■ **Extracted data**:

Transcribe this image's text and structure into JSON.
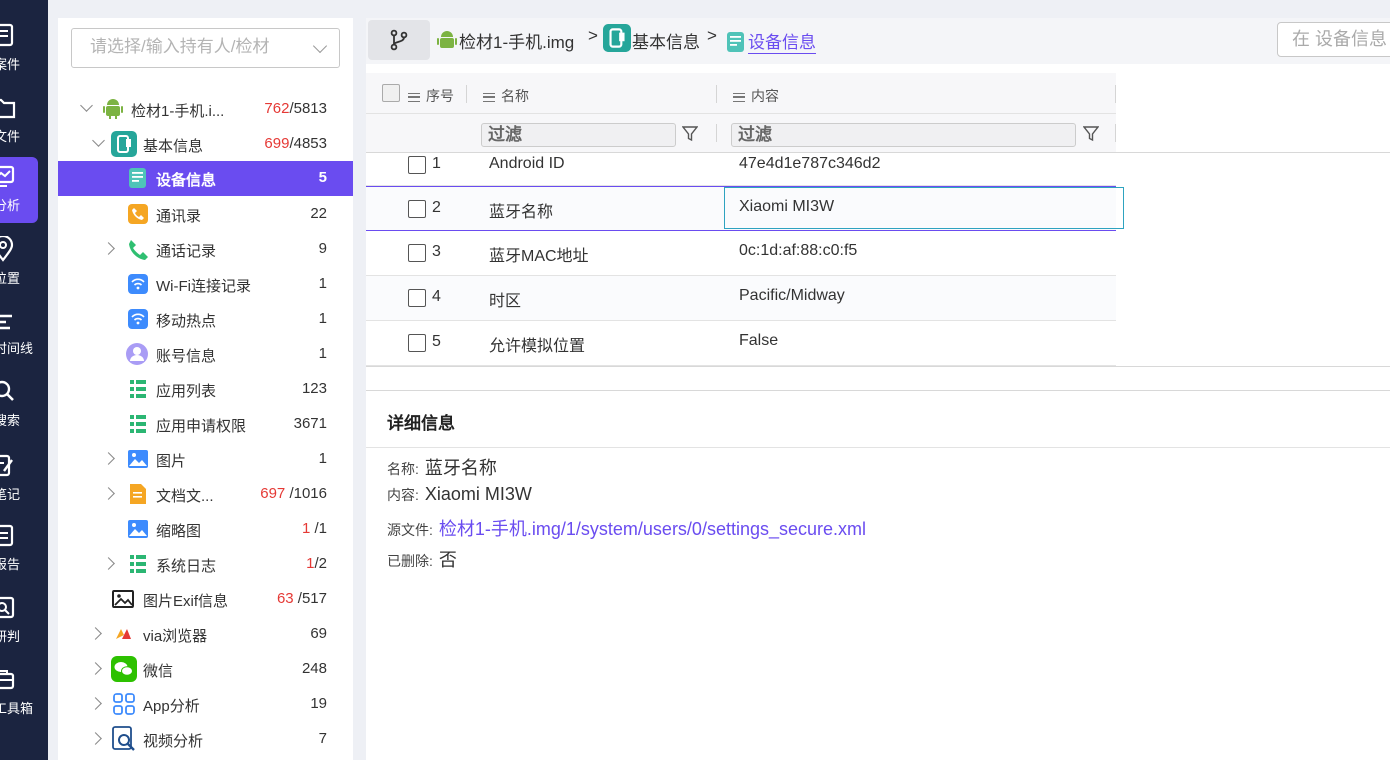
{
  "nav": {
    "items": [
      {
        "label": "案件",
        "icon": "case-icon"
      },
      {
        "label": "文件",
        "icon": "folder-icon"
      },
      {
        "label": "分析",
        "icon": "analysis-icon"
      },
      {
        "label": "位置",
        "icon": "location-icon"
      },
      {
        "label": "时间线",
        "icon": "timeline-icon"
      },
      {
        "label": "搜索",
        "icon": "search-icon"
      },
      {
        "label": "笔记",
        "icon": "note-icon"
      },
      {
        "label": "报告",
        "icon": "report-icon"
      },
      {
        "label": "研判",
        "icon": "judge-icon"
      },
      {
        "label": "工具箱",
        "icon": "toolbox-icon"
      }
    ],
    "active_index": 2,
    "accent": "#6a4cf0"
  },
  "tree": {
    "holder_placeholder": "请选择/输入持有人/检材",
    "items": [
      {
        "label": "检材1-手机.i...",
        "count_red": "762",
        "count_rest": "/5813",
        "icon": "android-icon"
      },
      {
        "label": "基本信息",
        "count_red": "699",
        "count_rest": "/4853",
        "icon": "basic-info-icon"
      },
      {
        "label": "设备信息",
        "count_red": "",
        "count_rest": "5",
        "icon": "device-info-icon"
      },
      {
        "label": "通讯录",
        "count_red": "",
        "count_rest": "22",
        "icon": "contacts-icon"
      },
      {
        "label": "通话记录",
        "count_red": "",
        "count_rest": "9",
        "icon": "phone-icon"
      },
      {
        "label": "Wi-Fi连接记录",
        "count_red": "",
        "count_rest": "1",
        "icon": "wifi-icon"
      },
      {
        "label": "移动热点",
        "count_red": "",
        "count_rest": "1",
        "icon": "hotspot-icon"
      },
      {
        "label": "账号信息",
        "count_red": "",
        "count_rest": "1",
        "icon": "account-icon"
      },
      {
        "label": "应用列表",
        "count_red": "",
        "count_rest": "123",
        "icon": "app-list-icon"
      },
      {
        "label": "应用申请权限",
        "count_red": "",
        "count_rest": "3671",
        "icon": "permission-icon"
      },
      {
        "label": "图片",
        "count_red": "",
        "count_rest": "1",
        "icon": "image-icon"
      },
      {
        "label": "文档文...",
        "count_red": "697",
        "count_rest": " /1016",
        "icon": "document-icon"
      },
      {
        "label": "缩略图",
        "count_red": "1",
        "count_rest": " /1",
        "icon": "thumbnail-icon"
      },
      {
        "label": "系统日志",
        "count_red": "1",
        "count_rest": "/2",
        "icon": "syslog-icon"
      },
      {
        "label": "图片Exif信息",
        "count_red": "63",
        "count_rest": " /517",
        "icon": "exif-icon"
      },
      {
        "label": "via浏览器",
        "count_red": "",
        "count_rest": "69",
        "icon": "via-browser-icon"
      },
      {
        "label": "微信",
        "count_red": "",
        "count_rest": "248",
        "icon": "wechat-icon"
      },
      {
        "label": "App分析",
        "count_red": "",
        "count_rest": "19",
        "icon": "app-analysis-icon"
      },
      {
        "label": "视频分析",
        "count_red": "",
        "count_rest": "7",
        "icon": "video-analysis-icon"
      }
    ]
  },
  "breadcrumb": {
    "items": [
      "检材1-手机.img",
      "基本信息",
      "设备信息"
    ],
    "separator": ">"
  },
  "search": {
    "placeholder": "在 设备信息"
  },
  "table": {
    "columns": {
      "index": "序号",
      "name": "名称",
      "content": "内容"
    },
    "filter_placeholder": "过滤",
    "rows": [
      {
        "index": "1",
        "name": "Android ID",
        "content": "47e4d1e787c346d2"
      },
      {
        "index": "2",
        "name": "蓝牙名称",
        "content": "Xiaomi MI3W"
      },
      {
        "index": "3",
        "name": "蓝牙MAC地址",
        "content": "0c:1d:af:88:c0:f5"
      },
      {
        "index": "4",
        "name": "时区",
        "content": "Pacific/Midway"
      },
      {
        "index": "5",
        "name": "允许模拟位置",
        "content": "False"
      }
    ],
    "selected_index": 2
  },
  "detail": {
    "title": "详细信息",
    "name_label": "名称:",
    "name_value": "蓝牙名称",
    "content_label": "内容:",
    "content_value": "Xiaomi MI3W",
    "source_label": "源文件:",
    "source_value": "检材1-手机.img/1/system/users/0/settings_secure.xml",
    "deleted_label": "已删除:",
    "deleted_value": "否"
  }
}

--

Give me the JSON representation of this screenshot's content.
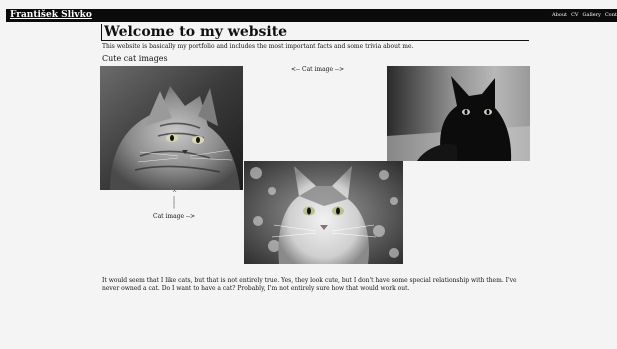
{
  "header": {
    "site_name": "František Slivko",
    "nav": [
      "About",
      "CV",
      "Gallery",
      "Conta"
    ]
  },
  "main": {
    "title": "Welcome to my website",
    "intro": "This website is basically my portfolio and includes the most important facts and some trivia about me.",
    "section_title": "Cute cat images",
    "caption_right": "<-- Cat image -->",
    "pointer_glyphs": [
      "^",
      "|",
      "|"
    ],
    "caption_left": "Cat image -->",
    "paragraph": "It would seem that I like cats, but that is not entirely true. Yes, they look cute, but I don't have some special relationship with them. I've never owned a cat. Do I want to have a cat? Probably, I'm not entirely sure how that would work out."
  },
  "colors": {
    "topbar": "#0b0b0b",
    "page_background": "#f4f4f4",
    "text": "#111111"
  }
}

■ **Exercise prompt**:
In how many lines does the word "text" appear? Respond with the number alone.

■ **Result of the exercise**:
2